[Excerpted passage]

** START **

North Sea independent EnQuest has been growing. The firm, which estimates 37,000 boe/d production for 2017, increasing to 50,000 boe/d by 1H 2018, brought the Alma/Galia development on stream earlier this year, followed by the Kraken heavy oil field, a floating production project, which will continue ramping up into 2018. It also purchased the Magnus asset off BP, giving it 215 MMboe 2P reserves plus 150 MMboe contingent resources to work on.

The Kraken FPSO. Image from EnQuest.

To date, 38mi of hole has been drilled on Kraken, a spokeswoman for EnQuest said. The field is now home to the world’s longest OptiPac (alternate path) gravel pack, at 4347ft, completed in June 2017. The drilling program is 288 days ahead of April 2014 pre-drill estimates, EnQuest says. Some of this has been due to batch drilling, using video footage of operations to train staff before they go offshore, and cost reduction through supply chain management and drilling performance. All top holes have been drilled with riserless mud recovery, enabling 45-degree angles in the tophole section, cutting 45ft off the length of each well, reducing casing string requirements.

Once EnQuest gets its hands on Magnus, the firm is planning to drill three wells. Other projects the firm is working on include optimizing the Scolty Crathes tiebacks with a new pipeline and chemical treatments in 2019. EnQuest is targeting its Eagle development planning, looking at subsea electrical subsea pump workovers on Alma/Galia, continuing scale squeeze work on Kittiwake and the Dons, and performing plugging and abandonment work on Thistle and Heather, which will help open space for a new Heather development well. EnQuest is planning ESP workovers on Thistle, possibly using coiled tubing. The Dunlin bypass is due to be awarded (with a view to 2019 execution), as well as the Thistle gas compressor project.

** END **

[Actions to take]
- A) According to the EnQuest passage, how long is the OptiPac gravel pack completed on Kraken in June 2017?
- B) Reproduce the EnQuest passage verbatim from "To date, 38mi" up to and including "casing string requirements.".

[Data lines]
** START **

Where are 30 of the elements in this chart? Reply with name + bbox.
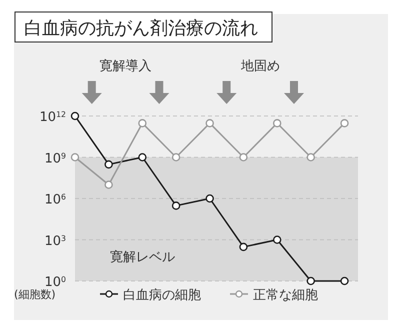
y-axis-title: (細胞数) — [14, 288, 56, 301]
legend-label: 正常な細胞 — [253, 288, 318, 303]
point — [272, 119, 282, 128]
point — [206, 119, 214, 128]
point — [172, 202, 180, 210]
point — [340, 119, 349, 128]
y-tick-label: 10$^{0}$ — [44, 274, 66, 290]
point — [104, 180, 113, 189]
y-tick-label: 10$^{9}$ — [44, 150, 66, 166]
point — [206, 194, 214, 203]
point — [306, 153, 315, 162]
point — [239, 153, 248, 162]
point — [172, 153, 180, 162]
chart-title: 白血病の抗がん剤治療の流れ — [24, 18, 258, 39]
point — [138, 119, 147, 128]
point — [104, 160, 113, 169]
text: 地固め — [240, 59, 280, 74]
band-label: 寛解レベル — [110, 249, 175, 265]
point — [70, 153, 80, 162]
point — [306, 276, 315, 286]
point — [138, 153, 147, 162]
y-tick-label: 10$^{12}$ — [40, 110, 66, 125]
point — [239, 242, 248, 252]
legend-label: 白血病の細胞 — [123, 288, 201, 303]
point — [272, 236, 282, 244]
y-tick-label: 10$^{3}$ — [44, 233, 66, 249]
text: 寛解導入 — [100, 58, 152, 74]
point — [70, 112, 80, 120]
y-tick-label: 10$^{6}$ — [44, 192, 66, 208]
point — [340, 276, 349, 286]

** END **

[Results]
- A) 4347ft

- B)
To date, 38mi of hole has been drilled on Kraken, a spokeswoman for EnQuest said. The field is now home to the world’s longest OptiPac (alternate path) gravel pack, at 4347ft, completed in June 2017. The drilling program is 288 days ahead of April 2014 pre-drill estimates, EnQuest says. Some of this has been due to batch drilling, using video footage of operations to train staff before they go offshore, and cost reduction through supply chain management and drilling performance. All top holes have been drilled with riserless mud recovery, enabling 45-degree angles in the tophole section, cutting 45ft off the length of each well, reducing casing string requirements.